Records excerpted from a collection:
════════════════

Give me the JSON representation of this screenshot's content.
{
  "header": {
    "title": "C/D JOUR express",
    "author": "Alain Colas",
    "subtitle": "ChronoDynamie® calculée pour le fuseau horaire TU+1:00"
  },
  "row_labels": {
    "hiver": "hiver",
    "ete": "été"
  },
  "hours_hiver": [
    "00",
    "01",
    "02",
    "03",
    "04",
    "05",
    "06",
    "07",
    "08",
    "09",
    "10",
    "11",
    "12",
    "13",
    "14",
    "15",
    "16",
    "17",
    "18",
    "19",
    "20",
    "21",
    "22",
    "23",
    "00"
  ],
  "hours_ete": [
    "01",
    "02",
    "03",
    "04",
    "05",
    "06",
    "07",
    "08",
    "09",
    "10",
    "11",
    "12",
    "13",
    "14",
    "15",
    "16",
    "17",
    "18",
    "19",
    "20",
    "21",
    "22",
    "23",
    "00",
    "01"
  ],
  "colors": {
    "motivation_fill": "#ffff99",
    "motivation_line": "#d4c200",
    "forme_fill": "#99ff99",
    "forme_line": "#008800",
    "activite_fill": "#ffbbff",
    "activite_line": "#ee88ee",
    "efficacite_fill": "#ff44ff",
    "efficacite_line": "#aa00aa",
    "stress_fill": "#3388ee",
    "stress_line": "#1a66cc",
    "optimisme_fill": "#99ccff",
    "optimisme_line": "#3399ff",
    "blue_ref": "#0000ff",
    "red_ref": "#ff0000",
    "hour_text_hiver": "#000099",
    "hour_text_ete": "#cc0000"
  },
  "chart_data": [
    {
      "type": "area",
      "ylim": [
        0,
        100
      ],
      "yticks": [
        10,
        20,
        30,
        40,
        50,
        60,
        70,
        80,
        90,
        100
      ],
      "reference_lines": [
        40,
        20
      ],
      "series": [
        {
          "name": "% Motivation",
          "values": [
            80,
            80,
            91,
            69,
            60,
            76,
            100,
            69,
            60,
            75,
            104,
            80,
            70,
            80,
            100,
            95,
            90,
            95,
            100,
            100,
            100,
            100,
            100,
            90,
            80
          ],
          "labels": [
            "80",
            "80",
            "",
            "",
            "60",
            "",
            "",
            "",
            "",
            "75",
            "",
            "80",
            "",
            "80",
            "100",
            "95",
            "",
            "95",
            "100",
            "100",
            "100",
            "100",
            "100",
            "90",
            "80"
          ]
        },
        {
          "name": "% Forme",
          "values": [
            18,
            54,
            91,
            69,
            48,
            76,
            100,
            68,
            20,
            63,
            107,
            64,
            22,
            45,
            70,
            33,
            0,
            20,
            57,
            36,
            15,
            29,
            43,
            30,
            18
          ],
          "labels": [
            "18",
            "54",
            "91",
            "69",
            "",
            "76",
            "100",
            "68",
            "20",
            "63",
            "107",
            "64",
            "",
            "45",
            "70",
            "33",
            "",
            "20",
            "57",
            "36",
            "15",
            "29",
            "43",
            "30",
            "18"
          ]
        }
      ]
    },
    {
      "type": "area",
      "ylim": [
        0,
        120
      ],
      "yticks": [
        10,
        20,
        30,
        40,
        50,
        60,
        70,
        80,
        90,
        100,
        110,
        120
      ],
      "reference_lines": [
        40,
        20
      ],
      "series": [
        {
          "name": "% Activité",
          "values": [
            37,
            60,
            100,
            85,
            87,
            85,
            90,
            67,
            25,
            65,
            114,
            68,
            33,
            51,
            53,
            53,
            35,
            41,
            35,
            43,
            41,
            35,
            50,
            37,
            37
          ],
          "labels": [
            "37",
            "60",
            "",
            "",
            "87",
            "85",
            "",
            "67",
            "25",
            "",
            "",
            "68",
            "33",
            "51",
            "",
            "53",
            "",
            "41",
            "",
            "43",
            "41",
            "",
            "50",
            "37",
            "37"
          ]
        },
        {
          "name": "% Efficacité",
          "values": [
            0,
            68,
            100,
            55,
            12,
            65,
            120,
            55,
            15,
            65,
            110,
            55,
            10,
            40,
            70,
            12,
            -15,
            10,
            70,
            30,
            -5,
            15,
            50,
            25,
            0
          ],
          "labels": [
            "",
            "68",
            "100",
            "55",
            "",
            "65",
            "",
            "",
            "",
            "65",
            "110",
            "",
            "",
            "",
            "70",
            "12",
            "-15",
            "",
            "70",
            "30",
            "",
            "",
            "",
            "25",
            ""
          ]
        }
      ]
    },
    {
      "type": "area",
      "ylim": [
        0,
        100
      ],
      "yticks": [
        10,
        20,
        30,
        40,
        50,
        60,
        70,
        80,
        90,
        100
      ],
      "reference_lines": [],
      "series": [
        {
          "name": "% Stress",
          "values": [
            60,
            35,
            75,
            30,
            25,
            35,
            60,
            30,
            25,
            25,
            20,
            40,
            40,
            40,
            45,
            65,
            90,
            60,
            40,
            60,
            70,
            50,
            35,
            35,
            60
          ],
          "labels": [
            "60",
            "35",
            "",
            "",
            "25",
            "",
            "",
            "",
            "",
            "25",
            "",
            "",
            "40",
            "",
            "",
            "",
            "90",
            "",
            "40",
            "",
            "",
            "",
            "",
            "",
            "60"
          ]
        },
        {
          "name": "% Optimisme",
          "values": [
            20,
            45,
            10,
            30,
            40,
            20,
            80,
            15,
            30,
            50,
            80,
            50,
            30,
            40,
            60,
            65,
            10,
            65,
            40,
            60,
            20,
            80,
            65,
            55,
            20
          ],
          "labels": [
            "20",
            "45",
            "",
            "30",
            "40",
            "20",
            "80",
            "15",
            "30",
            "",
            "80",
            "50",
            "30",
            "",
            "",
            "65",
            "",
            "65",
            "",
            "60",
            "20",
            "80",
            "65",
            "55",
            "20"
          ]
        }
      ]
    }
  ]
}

════════════════

What is expected ->
Every record above needs to be repeated word for word.

Written reply ->
Give me the JSON representation of this screenshot's content.
{
  "header": {
    "title": "C/D JOUR express",
    "author": "Alain Colas",
    "subtitle": "ChronoDynamie® calculée pour le fuseau horaire TU+1:00"
  },
  "row_labels": {
    "hiver": "hiver",
    "ete": "été"
  },
  "hours_hiver": [
    "00",
    "01",
    "02",
    "03",
    "04",
    "05",
    "06",
    "07",
    "08",
    "09",
    "10",
    "11",
    "12",
    "13",
    "14",
    "15",
    "16",
    "17",
    "18",
    "19",
    "20",
    "21",
    "22",
    "23",
    "00"
  ],
  "hours_ete": [
    "01",
    "02",
    "03",
    "04",
    "05",
    "06",
    "07",
    "08",
    "09",
    "10",
    "11",
    "12",
    "13",
    "14",
    "15",
    "16",
    "17",
    "18",
    "19",
    "20",
    "21",
    "22",
    "23",
    "00",
    "01"
  ],
  "colors": {
    "motivation_fill": "#ffff99",
    "motivation_line": "#d4c200",
    "forme_fill": "#99ff99",
    "forme_line": "#008800",
    "activite_fill": "#ffbbff",
    "activite_line": "#ee88ee",
    "efficacite_fill": "#ff44ff",
    "efficacite_line": "#aa00aa",
    "stress_fill": "#3388ee",
    "stress_line": "#1a66cc",
    "optimisme_fill": "#99ccff",
    "optimisme_line": "#3399ff",
    "blue_ref": "#0000ff",
    "red_ref": "#ff0000",
    "hour_text_hiver": "#000099",
    "hour_text_ete": "#cc0000"
  },
  "chart_data": [
    {
      "type": "area",
      "ylim": [
        0,
        100
      ],
      "yticks": [
        10,
        20,
        30,
        40,
        50,
        60,
        70,
        80,
        90,
        100
      ],
      "reference_lines": [
        40,
        20
      ],
      "series": [
        {
          "name": "% Motivation",
          "values": [
            80,
            80,
            91,
            69,
            60,
            76,
            100,
            69,
            60,
            75,
            104,
            80,
            70,
            80,
            100,
            95,
            90,
            95,
            100,
            100,
            100,
            100,
            100,
            90,
            80
          ],
          "labels": [
            "80",
            "80",
            "",
            "",
            "60",
            "",
            "",
            "",
            "",
            "75",
            "",
            "80",
            "",
            "80",
            "100",
            "95",
            "",
            "95",
            "100",
            "100",
            "100",
            "100",
            "100",
            "90",
            "80"
          ]
        },
        {
          "name": "% Forme",
          "values": [
            18,
            54,
            91,
            69,
            48,
            76,
            100,
            68,
            20,
            63,
            107,
            64,
            22,
            45,
            70,
            33,
            0,
            20,
            57,
            36,
            15,
            29,
            43,
            30,
            18
          ],
          "labels": [
            "18",
            "54",
            "91",
            "69",
            "",
            "76",
            "100",
            "68",
            "20",
            "63",
            "107",
            "64",
            "",
            "45",
            "70",
            "33",
            "",
            "20",
            "57",
            "36",
            "15",
            "29",
            "43",
            "30",
            "18"
          ]
        }
      ]
    },
    {
      "type": "area",
      "ylim": [
        0,
        120
      ],
      "yticks": [
        10,
        20,
        30,
        40,
        50,
        60,
        70,
        80,
        90,
        100,
        110,
        120
      ],
      "reference_lines": [
        40,
        20
      ],
      "series": [
        {
          "name": "% Activité",
          "values": [
            37,
            60,
            100,
            85,
            87,
            85,
            90,
            67,
            25,
            65,
            114,
            68,
            33,
            51,
            53,
            53,
            35,
            41,
            35,
            43,
            41,
            35,
            50,
            37,
            37
          ],
          "labels": [
            "37",
            "60",
            "",
            "",
            "87",
            "85",
            "",
            "67",
            "25",
            "",
            "",
            "68",
            "33",
            "51",
            "",
            "53",
            "",
            "41",
            "",
            "43",
            "41",
            "",
            "50",
            "37",
            "37"
          ]
        },
        {
          "name": "% Efficacité",
          "values": [
            0,
            68,
            100,
            55,
            12,
            65,
            120,
            55,
            15,
            65,
            110,
            55,
            10,
            40,
            70,
            12,
            -15,
            10,
            70,
            30,
            -5,
            15,
            50,
            25,
            0
          ],
          "labels": [
            "",
            "68",
            "100",
            "55",
            "",
            "65",
            "",
            "",
            "",
            "65",
            "110",
            "",
            "",
            "",
            "70",
            "12",
            "-15",
            "",
            "70",
            "30",
            "",
            "",
            "",
            "25",
            ""
          ]
        }
      ]
    },
    {
      "type": "area",
      "ylim": [
        0,
        100
      ],
      "yticks": [
        10,
        20,
        30,
        40,
        50,
        60,
        70,
        80,
        90,
        100
      ],
      "reference_lines": [],
      "series": [
        {
          "name": "% Stress",
          "values": [
            60,
            35,
            75,
            30,
            25,
            35,
            60,
            30,
            25,
            25,
            20,
            40,
            40,
            40,
            45,
            65,
            90,
            60,
            40,
            60,
            70,
            50,
            35,
            35,
            60
          ],
          "labels": [
            "60",
            "35",
            "",
            "",
            "25",
            "",
            "",
            "",
            "",
            "25",
            "",
            "",
            "40",
            "",
            "",
            "",
            "90",
            "",
            "40",
            "",
            "",
            "",
            "",
            "",
            "60"
          ]
        },
        {
          "name": "% Optimisme",
          "values": [
            20,
            45,
            10,
            30,
            40,
            20,
            80,
            15,
            30,
            50,
            80,
            50,
            30,
            40,
            60,
            65,
            10,
            65,
            40,
            60,
            20,
            80,
            65,
            55,
            20
          ],
          "labels": [
            "20",
            "45",
            "",
            "30",
            "40",
            "20",
            "80",
            "15",
            "30",
            "",
            "80",
            "50",
            "30",
            "",
            "",
            "65",
            "",
            "65",
            "",
            "60",
            "20",
            "80",
            "65",
            "55",
            "20"
          ]
        }
      ]
    }
  ]
}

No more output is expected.